課題 1: 長生きについての文章のうち、「長生きは人にとって良いことな」から「って生きていく。それだけだ。」までをそのまま出力してください。
課題 2: 長生きについての文章を最後の文の後から引き継ぎ、続きを書いてください。

#### 出典抜粋 ####

今日、鳥山明先生の逝去のニュースを聞いた。

気がついたら、自分と近い世代の人たちの訃報をきく歳になってしまった。自分も歳を重ねてきたということだ。そして、自分にもその時がやがて来ることもかなり確かな感覚として持つようになってきた。これも人の定めだとは思う。

長生きは人にとって良いことなのだろうか、悪いことなのだろうか。私にはよくわからない。瀬戸内寂聴先生はあまり長生きをするもんじゃないという趣旨のことを言っていた。私が生きている間にその域に達することが出来るのだろうか。難しいとは思うが、せめて今より少しでも瀬戸内寂聴先生の悟りに近いところまで近づきたいとは思う。

人生50年という言葉があるが、それはあながち間違いでは無いと思う。50を過ぎた頃から、身体のあちこちの部品が耐用年数を越えた感覚がある。これからは、そういったところをメンテナンスしながら命を長らえていくんだろう。ただ、そういう形で命を長らえることが良いことなのか悪いことなのか。それは私にはわからない。ただ、自分はできる範囲で頑張って生きていく。それだけだ。

#### 一覧 ####

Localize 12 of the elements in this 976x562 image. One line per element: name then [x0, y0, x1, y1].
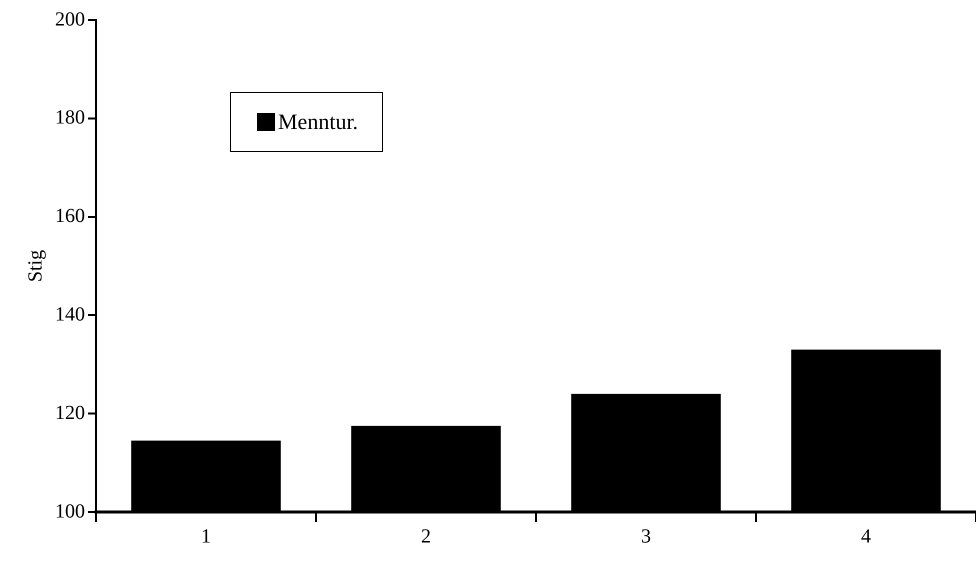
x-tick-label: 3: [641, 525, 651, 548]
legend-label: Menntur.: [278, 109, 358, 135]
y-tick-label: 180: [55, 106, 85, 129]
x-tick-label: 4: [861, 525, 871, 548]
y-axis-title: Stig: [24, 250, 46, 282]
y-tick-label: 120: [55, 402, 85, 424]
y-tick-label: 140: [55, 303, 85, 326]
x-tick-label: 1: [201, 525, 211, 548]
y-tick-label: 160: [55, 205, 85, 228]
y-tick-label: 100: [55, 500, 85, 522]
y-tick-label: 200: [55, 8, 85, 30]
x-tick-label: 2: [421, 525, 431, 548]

####
#### 一覧 ####

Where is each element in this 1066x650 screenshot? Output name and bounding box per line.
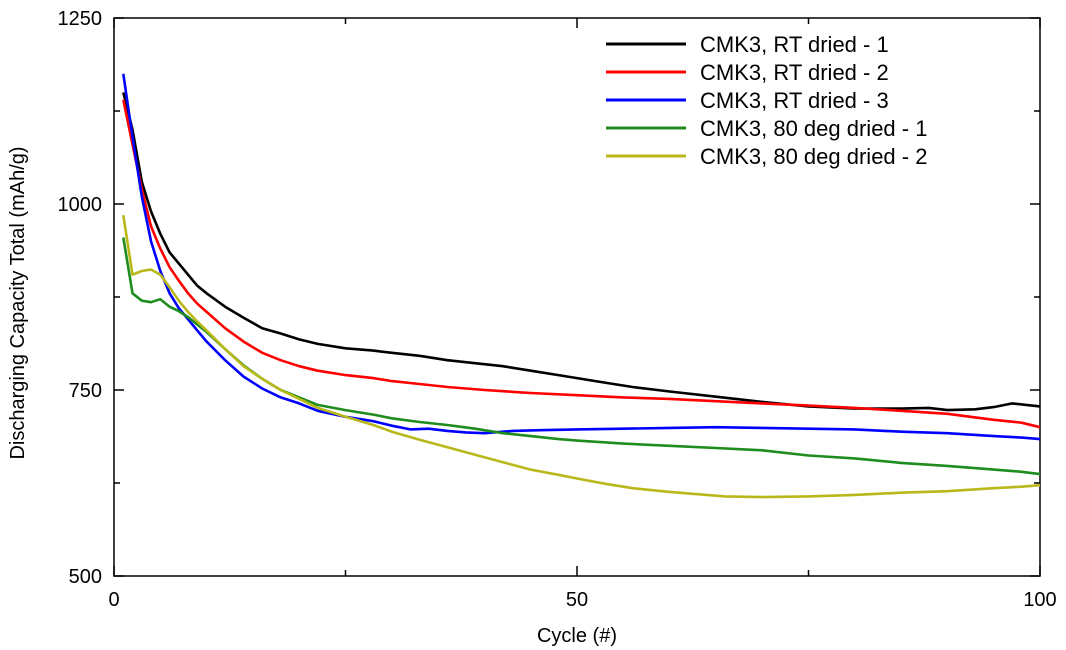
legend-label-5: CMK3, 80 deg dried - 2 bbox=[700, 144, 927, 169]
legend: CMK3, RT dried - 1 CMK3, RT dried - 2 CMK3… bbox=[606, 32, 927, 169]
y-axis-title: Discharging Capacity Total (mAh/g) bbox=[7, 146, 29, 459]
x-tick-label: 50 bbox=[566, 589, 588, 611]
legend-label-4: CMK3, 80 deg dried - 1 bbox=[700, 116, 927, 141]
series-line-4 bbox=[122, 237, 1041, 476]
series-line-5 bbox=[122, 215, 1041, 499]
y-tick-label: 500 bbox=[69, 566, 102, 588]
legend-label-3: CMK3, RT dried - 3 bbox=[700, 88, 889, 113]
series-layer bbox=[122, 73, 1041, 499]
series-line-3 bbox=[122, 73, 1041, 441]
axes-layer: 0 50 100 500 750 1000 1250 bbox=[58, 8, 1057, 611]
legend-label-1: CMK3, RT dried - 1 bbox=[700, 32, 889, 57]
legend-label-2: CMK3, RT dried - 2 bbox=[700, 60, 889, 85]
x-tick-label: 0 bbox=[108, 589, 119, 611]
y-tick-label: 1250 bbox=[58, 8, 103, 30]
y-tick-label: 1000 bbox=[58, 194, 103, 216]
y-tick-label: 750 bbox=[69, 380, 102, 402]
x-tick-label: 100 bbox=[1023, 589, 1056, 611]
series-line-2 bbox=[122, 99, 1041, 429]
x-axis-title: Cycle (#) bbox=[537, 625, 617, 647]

####

出力結果 1:
長生きは人にとって良いことなのだろうか、悪いことなのだろうか。私にはよくわからない。瀬戸内寂聴先生はあまり長生きをするもんじゃないという趣旨のことを言っていた。私が生きている間にその域に達することが出来るのだろうか。難しいとは思うが、せめて今より少しでも瀬戸内寂聴先生の悟りに近いところまで近づきたいとは思う。

人生50年という言葉があるが、それはあながち間違いでは無いと思う。50を過ぎた頃から、身体のあちこちの部品が耐用年数を越えた感覚がある。これからは、そういったところをメンテナンスしながら命を長らえていくんだろう。ただ、そういう形で命を長らえることが良いことなのか悪いことなのか。それは私にはわからない。ただ、自分はできる範囲で頑張って生きていく。それだけだ。

出力結果 2:
自分が若かったとき、こんな感覚は全くなかった。寿命などはるか先にある物だし、それよりも重要だと思う課題が山のようにある。だから、事故死は気にするが、基本的に問題なく長生きできるんだと思っていた。

でも、実はそうでもない。

人間は、いとも簡単に死んでしまう。事故に遭うこともあれば、病で急にこの世を去ることもある。確率的には長生きになったとはいえ、個々の命については相変わらず危険と隣り合わせのままだ。私も明日死ぬかもしれないし、100まで生きるかもしれない。平均余命という考え方があるのはその通りだが、個々の事象は確率とは切り離して考えないといけない。確率が低くても起きることは起きるのだ。

鳥山明先生が亡くなったのは、そんな個々の事象の一つだ。人は多くの場合は長生きするんだけど、全ての人が長生きするわけでもない。自分がいつ旅立つかは、誰にもわからない。ただ、起きた事態を前に呆然とすることが自分に出来る精一杯のことだ。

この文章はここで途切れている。